(Written request) Copy out the whole listing exactly as written, leaving the pictures behind.

(Provided information)
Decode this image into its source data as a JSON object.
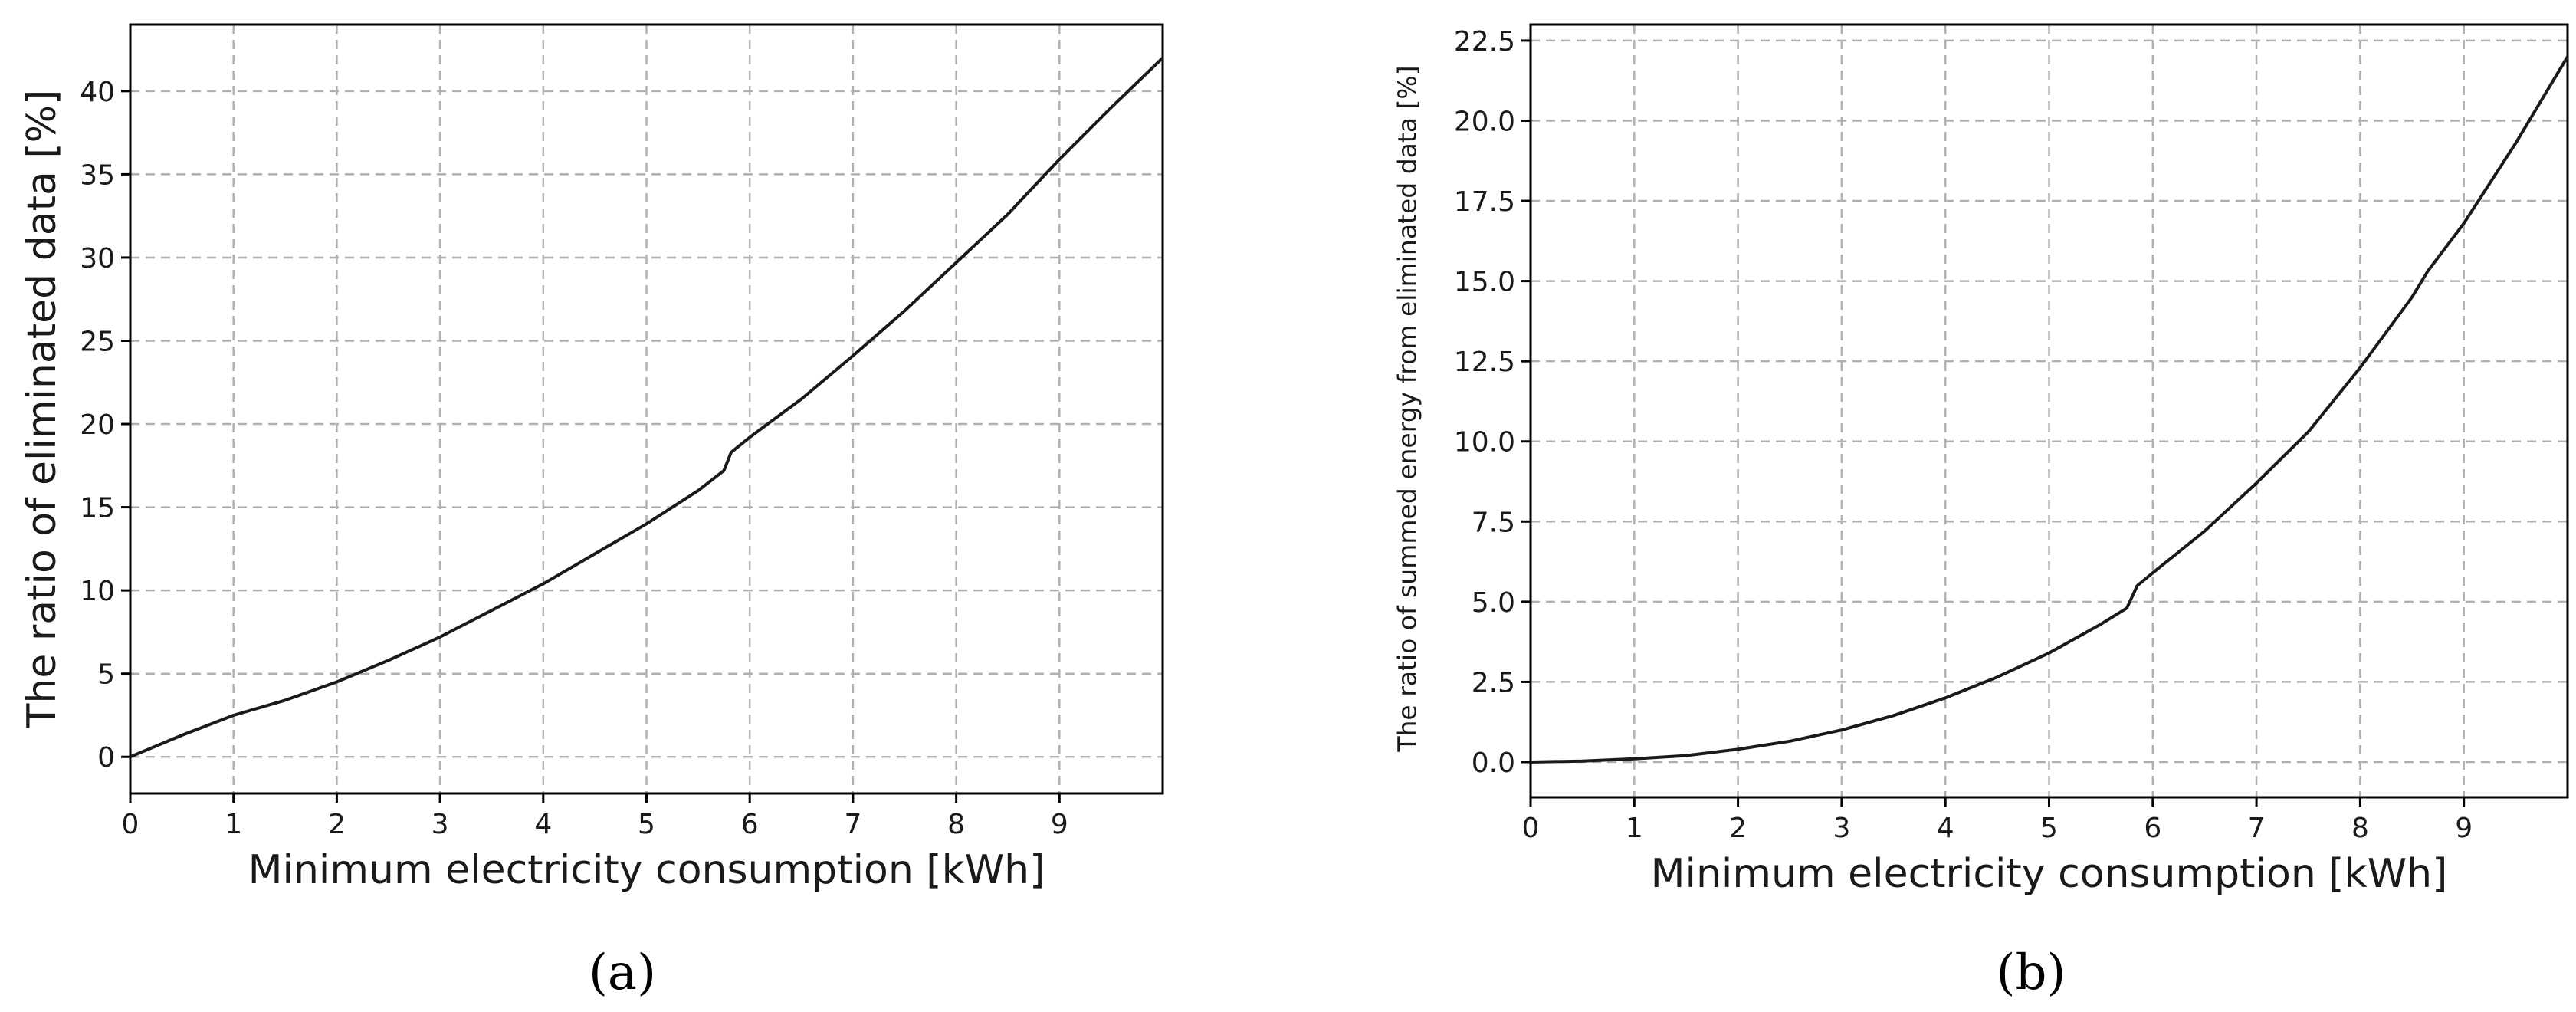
{
  "chart_data": [
    {
      "type": "line",
      "caption": "(a)",
      "xlabel": "Minimum electricity consumption [kWh]",
      "ylabel": "The ratio of eliminated data [%]",
      "xlim": [
        0,
        10
      ],
      "ylim": [
        -2.2,
        44
      ],
      "xticks": [
        0,
        1,
        2,
        3,
        4,
        5,
        6,
        7,
        8,
        9
      ],
      "xtick_labels": [
        "0",
        "1",
        "2",
        "3",
        "4",
        "5",
        "6",
        "7",
        "8",
        "9"
      ],
      "yticks": [
        0,
        5,
        10,
        15,
        20,
        25,
        30,
        35,
        40
      ],
      "ytick_labels": [
        "0",
        "5",
        "10",
        "15",
        "20",
        "25",
        "30",
        "35",
        "40"
      ],
      "grid": true,
      "series": [
        {
          "x": [
            0,
            0.5,
            1,
            1.5,
            2,
            2.5,
            3,
            3.5,
            4,
            4.5,
            5,
            5.5,
            5.75,
            5.82,
            6,
            6.5,
            7,
            7.5,
            8,
            8.5,
            8.65,
            9,
            9.5,
            10
          ],
          "y": [
            0,
            1.3,
            2.5,
            3.4,
            4.5,
            5.8,
            7.2,
            8.8,
            10.4,
            12.2,
            14.0,
            16.0,
            17.2,
            18.3,
            19.2,
            21.5,
            24.1,
            26.8,
            29.7,
            32.6,
            33.6,
            35.9,
            39.0,
            42.0
          ]
        }
      ]
    },
    {
      "type": "line",
      "caption": "(b)",
      "xlabel": "Minimum electricity consumption [kWh]",
      "ylabel": "The ratio of summed energy from eliminated data [%]",
      "xlim": [
        0,
        10
      ],
      "ylim": [
        -1.1,
        23.0
      ],
      "xticks": [
        0,
        1,
        2,
        3,
        4,
        5,
        6,
        7,
        8,
        9
      ],
      "xtick_labels": [
        "0",
        "1",
        "2",
        "3",
        "4",
        "5",
        "6",
        "7",
        "8",
        "9"
      ],
      "yticks": [
        0,
        2.5,
        5,
        7.5,
        10,
        12.5,
        15,
        17.5,
        20,
        22.5
      ],
      "ytick_labels": [
        "0.0",
        "2.5",
        "5.0",
        "7.5",
        "10.0",
        "12.5",
        "15.0",
        "17.5",
        "20.0",
        "22.5"
      ],
      "grid": true,
      "series": [
        {
          "x": [
            0,
            0.5,
            1,
            1.5,
            2,
            2.5,
            3,
            3.5,
            4,
            4.5,
            5,
            5.5,
            5.75,
            5.85,
            6,
            6.5,
            7,
            7.5,
            8,
            8.5,
            8.65,
            9,
            9.5,
            10
          ],
          "y": [
            0,
            0.03,
            0.1,
            0.2,
            0.4,
            0.65,
            1.0,
            1.45,
            2.0,
            2.65,
            3.4,
            4.3,
            4.8,
            5.5,
            5.9,
            7.2,
            8.7,
            10.3,
            12.3,
            14.5,
            15.3,
            16.8,
            19.3,
            22.0
          ]
        }
      ]
    }
  ]
}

(Correct output)
Decode this image into its source data as a JSON object.
{
  "chart_data": [
    {
      "type": "line",
      "caption": "(a)",
      "xlabel": "Minimum electricity consumption [kWh]",
      "ylabel": "The ratio of eliminated data [%]",
      "xlim": [
        0,
        10
      ],
      "ylim": [
        -2.2,
        44
      ],
      "xticks": [
        0,
        1,
        2,
        3,
        4,
        5,
        6,
        7,
        8,
        9
      ],
      "xtick_labels": [
        "0",
        "1",
        "2",
        "3",
        "4",
        "5",
        "6",
        "7",
        "8",
        "9"
      ],
      "yticks": [
        0,
        5,
        10,
        15,
        20,
        25,
        30,
        35,
        40
      ],
      "ytick_labels": [
        "0",
        "5",
        "10",
        "15",
        "20",
        "25",
        "30",
        "35",
        "40"
      ],
      "grid": true,
      "series": [
        {
          "x": [
            0,
            0.5,
            1,
            1.5,
            2,
            2.5,
            3,
            3.5,
            4,
            4.5,
            5,
            5.5,
            5.75,
            5.82,
            6,
            6.5,
            7,
            7.5,
            8,
            8.5,
            8.65,
            9,
            9.5,
            10
          ],
          "y": [
            0,
            1.3,
            2.5,
            3.4,
            4.5,
            5.8,
            7.2,
            8.8,
            10.4,
            12.2,
            14.0,
            16.0,
            17.2,
            18.3,
            19.2,
            21.5,
            24.1,
            26.8,
            29.7,
            32.6,
            33.6,
            35.9,
            39.0,
            42.0
          ]
        }
      ]
    },
    {
      "type": "line",
      "caption": "(b)",
      "xlabel": "Minimum electricity consumption [kWh]",
      "ylabel": "The ratio of summed energy from eliminated data [%]",
      "xlim": [
        0,
        10
      ],
      "ylim": [
        -1.1,
        23.0
      ],
      "xticks": [
        0,
        1,
        2,
        3,
        4,
        5,
        6,
        7,
        8,
        9
      ],
      "xtick_labels": [
        "0",
        "1",
        "2",
        "3",
        "4",
        "5",
        "6",
        "7",
        "8",
        "9"
      ],
      "yticks": [
        0,
        2.5,
        5,
        7.5,
        10,
        12.5,
        15,
        17.5,
        20,
        22.5
      ],
      "ytick_labels": [
        "0.0",
        "2.5",
        "5.0",
        "7.5",
        "10.0",
        "12.5",
        "15.0",
        "17.5",
        "20.0",
        "22.5"
      ],
      "grid": true,
      "series": [
        {
          "x": [
            0,
            0.5,
            1,
            1.5,
            2,
            2.5,
            3,
            3.5,
            4,
            4.5,
            5,
            5.5,
            5.75,
            5.85,
            6,
            6.5,
            7,
            7.5,
            8,
            8.5,
            8.65,
            9,
            9.5,
            10
          ],
          "y": [
            0,
            0.03,
            0.1,
            0.2,
            0.4,
            0.65,
            1.0,
            1.45,
            2.0,
            2.65,
            3.4,
            4.3,
            4.8,
            5.5,
            5.9,
            7.2,
            8.7,
            10.3,
            12.3,
            14.5,
            15.3,
            16.8,
            19.3,
            22.0
          ]
        }
      ]
    }
  ]
}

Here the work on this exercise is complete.